WHAT IS BEING ASKED - Convert the records below into a JSON list of strings, with each line as one string and blank lines left out.

DATA TO USE -
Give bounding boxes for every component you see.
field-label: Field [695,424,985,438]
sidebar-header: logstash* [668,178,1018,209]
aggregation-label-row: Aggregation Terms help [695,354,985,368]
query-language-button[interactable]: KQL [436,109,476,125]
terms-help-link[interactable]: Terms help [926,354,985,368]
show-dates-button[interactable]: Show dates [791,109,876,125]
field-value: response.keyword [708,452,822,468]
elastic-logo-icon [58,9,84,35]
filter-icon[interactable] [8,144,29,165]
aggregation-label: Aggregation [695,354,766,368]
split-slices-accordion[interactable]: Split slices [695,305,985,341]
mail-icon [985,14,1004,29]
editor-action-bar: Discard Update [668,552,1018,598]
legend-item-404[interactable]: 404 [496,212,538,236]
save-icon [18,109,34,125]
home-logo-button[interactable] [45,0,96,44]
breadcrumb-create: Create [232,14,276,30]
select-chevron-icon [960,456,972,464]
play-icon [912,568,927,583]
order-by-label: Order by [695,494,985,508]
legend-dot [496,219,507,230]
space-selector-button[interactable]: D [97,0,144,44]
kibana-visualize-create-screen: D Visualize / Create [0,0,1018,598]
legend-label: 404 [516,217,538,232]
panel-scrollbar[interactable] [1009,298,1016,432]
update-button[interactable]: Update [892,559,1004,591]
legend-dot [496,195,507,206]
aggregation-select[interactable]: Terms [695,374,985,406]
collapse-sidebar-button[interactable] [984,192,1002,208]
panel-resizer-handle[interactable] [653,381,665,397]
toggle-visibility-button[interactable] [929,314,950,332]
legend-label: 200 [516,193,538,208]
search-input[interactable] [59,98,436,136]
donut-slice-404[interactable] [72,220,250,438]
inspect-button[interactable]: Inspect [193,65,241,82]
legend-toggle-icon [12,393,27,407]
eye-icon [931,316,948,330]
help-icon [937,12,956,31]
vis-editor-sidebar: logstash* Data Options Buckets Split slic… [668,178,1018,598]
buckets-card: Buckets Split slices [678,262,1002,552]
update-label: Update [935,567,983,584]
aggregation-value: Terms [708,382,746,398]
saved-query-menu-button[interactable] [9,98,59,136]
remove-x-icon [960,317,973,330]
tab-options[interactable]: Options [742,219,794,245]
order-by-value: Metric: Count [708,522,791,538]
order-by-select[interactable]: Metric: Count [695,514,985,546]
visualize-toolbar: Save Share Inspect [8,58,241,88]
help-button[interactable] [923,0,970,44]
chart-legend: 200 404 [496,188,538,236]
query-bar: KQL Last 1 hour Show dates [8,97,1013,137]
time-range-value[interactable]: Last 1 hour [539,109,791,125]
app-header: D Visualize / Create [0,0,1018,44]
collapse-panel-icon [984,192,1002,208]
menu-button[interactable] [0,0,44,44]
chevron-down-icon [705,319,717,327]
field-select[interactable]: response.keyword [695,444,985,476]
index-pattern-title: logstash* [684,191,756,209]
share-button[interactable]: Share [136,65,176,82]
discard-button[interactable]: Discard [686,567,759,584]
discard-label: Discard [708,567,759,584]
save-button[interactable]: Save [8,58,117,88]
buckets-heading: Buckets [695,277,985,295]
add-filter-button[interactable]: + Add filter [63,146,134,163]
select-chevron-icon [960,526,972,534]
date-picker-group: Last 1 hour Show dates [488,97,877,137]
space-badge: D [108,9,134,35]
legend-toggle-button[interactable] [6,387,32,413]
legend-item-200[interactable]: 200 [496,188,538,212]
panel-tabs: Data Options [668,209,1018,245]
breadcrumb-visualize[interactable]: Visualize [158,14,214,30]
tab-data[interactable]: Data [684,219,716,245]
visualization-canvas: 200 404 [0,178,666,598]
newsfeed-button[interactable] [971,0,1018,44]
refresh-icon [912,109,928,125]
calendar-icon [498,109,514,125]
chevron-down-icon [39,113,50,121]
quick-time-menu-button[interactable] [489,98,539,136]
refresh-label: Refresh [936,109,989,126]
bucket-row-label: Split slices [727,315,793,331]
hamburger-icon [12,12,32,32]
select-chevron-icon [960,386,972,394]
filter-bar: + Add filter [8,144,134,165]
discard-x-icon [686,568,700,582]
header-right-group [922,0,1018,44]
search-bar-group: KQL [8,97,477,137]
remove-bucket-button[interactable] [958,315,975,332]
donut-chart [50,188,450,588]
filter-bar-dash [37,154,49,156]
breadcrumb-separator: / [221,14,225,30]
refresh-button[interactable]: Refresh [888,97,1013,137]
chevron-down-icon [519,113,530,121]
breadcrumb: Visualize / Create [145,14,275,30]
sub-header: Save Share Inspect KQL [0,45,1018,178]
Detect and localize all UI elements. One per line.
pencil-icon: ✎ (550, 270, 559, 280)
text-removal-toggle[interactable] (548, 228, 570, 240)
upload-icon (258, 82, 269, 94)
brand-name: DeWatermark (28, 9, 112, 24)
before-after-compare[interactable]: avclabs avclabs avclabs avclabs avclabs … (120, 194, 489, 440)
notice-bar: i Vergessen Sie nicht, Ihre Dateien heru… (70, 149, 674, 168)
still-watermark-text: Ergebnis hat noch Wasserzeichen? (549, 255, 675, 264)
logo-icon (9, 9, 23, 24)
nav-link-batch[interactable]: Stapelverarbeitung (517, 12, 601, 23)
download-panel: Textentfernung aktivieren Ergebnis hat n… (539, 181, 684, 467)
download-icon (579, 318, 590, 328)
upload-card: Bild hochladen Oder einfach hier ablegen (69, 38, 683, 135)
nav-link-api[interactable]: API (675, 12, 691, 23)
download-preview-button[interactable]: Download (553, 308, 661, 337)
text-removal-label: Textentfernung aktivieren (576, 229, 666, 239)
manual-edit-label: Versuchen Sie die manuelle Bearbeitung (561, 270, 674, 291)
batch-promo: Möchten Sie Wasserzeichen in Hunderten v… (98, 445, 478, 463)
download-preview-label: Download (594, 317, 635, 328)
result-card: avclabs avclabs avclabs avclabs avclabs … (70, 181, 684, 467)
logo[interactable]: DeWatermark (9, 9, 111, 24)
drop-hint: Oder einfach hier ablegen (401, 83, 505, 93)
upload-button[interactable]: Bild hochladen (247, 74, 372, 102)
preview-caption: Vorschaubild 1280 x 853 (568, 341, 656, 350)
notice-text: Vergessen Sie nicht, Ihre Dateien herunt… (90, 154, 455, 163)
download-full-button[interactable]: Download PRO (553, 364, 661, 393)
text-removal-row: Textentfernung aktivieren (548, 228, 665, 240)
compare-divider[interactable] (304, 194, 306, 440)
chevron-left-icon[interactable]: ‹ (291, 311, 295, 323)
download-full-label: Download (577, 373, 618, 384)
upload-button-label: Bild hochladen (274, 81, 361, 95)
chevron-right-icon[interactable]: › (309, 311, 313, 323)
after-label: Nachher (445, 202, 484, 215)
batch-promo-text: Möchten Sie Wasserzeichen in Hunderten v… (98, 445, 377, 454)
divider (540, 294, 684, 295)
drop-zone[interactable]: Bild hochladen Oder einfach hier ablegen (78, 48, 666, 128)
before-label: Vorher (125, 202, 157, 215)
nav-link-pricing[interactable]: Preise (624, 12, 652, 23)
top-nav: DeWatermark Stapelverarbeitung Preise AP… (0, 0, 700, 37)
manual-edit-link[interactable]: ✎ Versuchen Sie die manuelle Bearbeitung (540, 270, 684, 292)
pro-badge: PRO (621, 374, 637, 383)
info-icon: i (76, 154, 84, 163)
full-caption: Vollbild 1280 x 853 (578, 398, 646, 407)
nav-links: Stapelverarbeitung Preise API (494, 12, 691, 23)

SOLUTION FOR THIS TASK -
[
  "Give bounding boxes for every component you see.",
  "field-label: Field [695,424,985,438]",
  "sidebar-header: logstash* [668,178,1018,209]",
  "aggregation-label-row: Aggregation Terms help [695,354,985,368]",
  "query-language-button[interactable]: KQL [436,109,476,125]",
  "terms-help-link[interactable]: Terms help [926,354,985,368]",
  "show-dates-button[interactable]: Show dates [791,109,876,125]",
  "field-value: response.keyword [708,452,822,468]",
  "elastic-logo-icon [58,9,84,35]",
  "filter-icon[interactable] [8,144,29,165]",
  "aggregation-label: Aggregation [695,354,766,368]",
  "split-slices-accordion[interactable]: Split slices [695,305,985,341]",
  "mail-icon [985,14,1004,29]",
  "editor-action-bar: Discard Update [668,552,1018,598]",
  "legend-item-404[interactable]: 404 [496,212,538,236]",
  "save-icon [18,109,34,125]",
  "home-logo-button[interactable] [45,0,96,44]",
  "breadcrumb-create: Create [232,14,276,30]",
  "select-chevron-icon [960,456,972,464]",
  "play-icon [912,568,927,583]",
  "order-by-label: Order by [695,494,985,508]",
  "legend-dot [496,219,507,230]",
  "space-selector-button[interactable]: D [97,0,144,44]",
  "kibana-visualize-create-screen: D Visualize / Create [0,0,1018,598]",
  "legend-label: 404 [516,217,538,232]",
  "panel-scrollbar[interactable] [1009,298,1016,432]",
  "update-button[interactable]: Update [892,559,1004,591]",
  "legend-dot [496,195,507,206]",
  "aggregation-select[interactable]: Terms [695,374,985,406]",
  "collapse-sidebar-button[interactable] [984,192,1002,208]",
  "panel-resizer-handle[interactable] [653,381,665,397]",
  "toggle-visibility-button[interactable] [929,314,950,332]",
  "legend-label: 200 [516,193,538,208]",
  "search-input[interactable] [59,98,436,136]",
  "donut-slice-404[interactable] [72,220,250,438]",
  "inspect-button[interactable]: Inspect [193,65,241,82]",
  "legend-toggle-icon [12,393,27,407]",
  "eye-icon [931,316,948,330]",
  "help-icon [937,12,956,31]",
  "vis-editor-sidebar: logstash* Data Options Buckets Split slic… [668,178,1018,598]",
  "buckets-card: Buckets Split slices [678,262,1002,552]",
  "update-label: Update [935,567,983,584]",
  "aggregation-value: Terms [708,382,746,398]",
  "saved-query-menu-button[interactable] [9,98,59,136]",
  "remove-x-icon [960,317,973,330]",
  "tab-options[interactable]: Options [742,219,794,245]",
  "order-by-value: Metric: Count [708,522,791,538]",
  "order-by-select[interactable]: Metric: Count [695,514,985,546]",
  "visualize-toolbar: Save Share Inspect [8,58,241,88]",
  "help-button[interactable] [923,0,970,44]",
  "chart-legend: 200 404 [496,188,538,236]",
  "query-bar: KQL Last 1 hour Show dates [8,97,1013,137]",
  "time-range-value[interactable]: Last 1 hour [539,109,791,125]",
  "app-header: D Visualize / Create [0,0,1018,44]",
  "collapse-panel-icon [984,192,1002,208]",
  "menu-button[interactable] [0,0,44,44]",
  "chevron-down-icon [705,319,717,327]",
  "field-select[interactable]: response.keyword [695,444,985,476]",
  "index-pattern-title: logstash* [684,191,756,209]",
  "share-button[interactable]: Share [136,65,176,82]",
  "discard-button[interactable]: Discard [686,567,759,584]",
  "discard-label: Discard [708,567,759,584]",
  "save-button[interactable]: Save [8,58,117,88]",
  "buckets-heading: Buckets [695,277,985,295]",
  "add-filter-button[interactable]: + Add filter [63,146,134,163]",
  "select-chevron-icon [960,526,972,534]",
  "date-picker-group: Last 1 hour Show dates [488,97,877,137]",
  "space-badge: D [108,9,134,35]",
  "legend-toggle-button[interactable] [6,387,32,413]",
  "legend-item-200[interactable]: 200 [496,188,538,212]",
  "panel-tabs: Data Options [668,209,1018,245]",
  "breadcrumb-visualize[interactable]: Visualize [158,14,214,30]",
  "tab-data[interactable]: Data [684,219,716,245]",
  "visualization-canvas: 200 404 [0,178,666,598]",
  "newsfeed-button[interactable] [971,0,1018,44]",
  "refresh-icon [912,109,928,125]",
  "calendar-icon [498,109,514,125]",
  "chevron-down-icon [39,113,50,121]",
  "quick-time-menu-button[interactable] [489,98,539,136]",
  "refresh-label: Refresh [936,109,989,126]",
  "bucket-row-label: Split slices [727,315,793,331]",
  "hamburger-icon [12,12,32,32]",
  "select-chevron-icon [960,386,972,394]",
  "filter-bar: + Add filter [8,144,134,165]",
  "discard-x-icon [686,568,700,582]",
  "header-right-group [922,0,1018,44]",
  "search-bar-group: KQL [8,97,477,137]",
  "remove-bucket-button[interactable] [958,315,975,332]",
  "donut-chart [50,188,450,588]",
  "filter-bar-dash [37,154,49,156]",
  "breadcrumb-separator: / [221,14,225,30]",
  "refresh-button[interactable]: Refresh [888,97,1013,137]",
  "chevron-down-icon [519,113,530,121]",
  "breadcrumb: Visualize / Create [145,14,275,30]",
  "sub-header: Save Share Inspect KQL [0,45,1018,178]",
  "Detect and localize all UI elements. One per line.",
  "pencil-icon: ✎ (550, 270, 559, 280)",
  "text-removal-toggle[interactable] (548, 228, 570, 240)",
  "upload-icon (258, 82, 269, 94)",
  "brand-name: DeWatermark (28, 9, 112, 24)",
  "before-after-compare[interactable]: avclabs avclabs avclabs avclabs avclabs … (120, 194, 489, 440)",
  "notice-bar: i Vergessen Sie nicht, Ihre Dateien heru… (70, 149, 674, 168)",
  "still-watermark-text: Ergebnis hat noch Wasserzeichen? (549, 255, 675, 264)",
  "logo-icon (9, 9, 23, 24)",
  "nav-link-batch[interactable]: Stapelverarbeitung (517, 12, 601, 23)",
  "download-panel: Textentfernung aktivieren Ergebnis hat n… (539, 181, 684, 467)",
  "download-icon (579, 318, 590, 328)",
  "upload-card: Bild hochladen Oder einfach hier ablegen (69, 38, 683, 135)",
  "nav-link-api[interactable]: API (675, 12, 691, 23)",
  "download-preview-button[interactable]: Download (553, 308, 661, 337)",
  "text-removal-label: Textentfernung aktivieren (576, 229, 666, 239)",
  "manual-edit-label: Versuchen Sie die manuelle Bearbeitung (561, 270, 674, 291)",
  "batch-promo: Möchten Sie Wasserzeichen in Hunderten v… (98, 445, 478, 463)",
  "download-preview-label: Download (594, 317, 635, 328)",
  "result-card: avclabs avclabs avclabs avclabs avclabs … (70, 181, 684, 467)",
  "logo[interactable]: DeWatermark (9, 9, 111, 24)",
  "drop-hint: Oder einfach hier ablegen (401, 83, 505, 93)",
  "upload-button[interactable]: Bild hochladen (247, 74, 372, 102)",
  "preview-caption: Vorschaubild 1280 x 853 (568, 341, 656, 350)",
  "notice-text: Vergessen Sie nicht, Ihre Dateien herunt… (90, 154, 455, 163)",
  "download-full-button[interactable]: Download PRO (553, 364, 661, 393)",
  "text-removal-row: Textentfernung aktivieren (548, 228, 665, 240)",
  "compare-divider[interactable] (304, 194, 306, 440)",
  "chevron-left-icon[interactable]: ‹ (291, 311, 295, 323)",
  "download-full-label: Download (577, 373, 618, 384)",
  "upload-button-label: Bild hochladen (274, 81, 361, 95)",
  "chevron-right-icon[interactable]: › (309, 311, 313, 323)",
  "after-label: Nachher (445, 202, 484, 215)",
  "batch-promo-text: Möchten Sie Wasserzeichen in Hunderten v… (98, 445, 377, 454)",
  "divider (540, 294, 684, 295)",
  "drop-zone[interactable]: Bild hochladen Oder einfach hier ablegen (78, 48, 666, 128)",
  "before-label: Vorher (125, 202, 157, 215)",
  "nav-link-pricing[interactable]: Preise (624, 12, 652, 23)",
  "top-nav: DeWatermark Stapelverarbeitung Preise AP… (0, 0, 700, 37)",
  "manual-edit-link[interactable]: ✎ Versuchen Sie die manuelle Bearbeitung (540, 270, 684, 292)",
  "pro-badge: PRO (621, 374, 637, 383)",
  "info-icon: i (76, 154, 84, 163)",
  "full-caption: Vollbild 1280 x 853 (578, 398, 646, 407)",
  "nav-links: Stapelverarbeitung Preise API (494, 12, 691, 23)"
]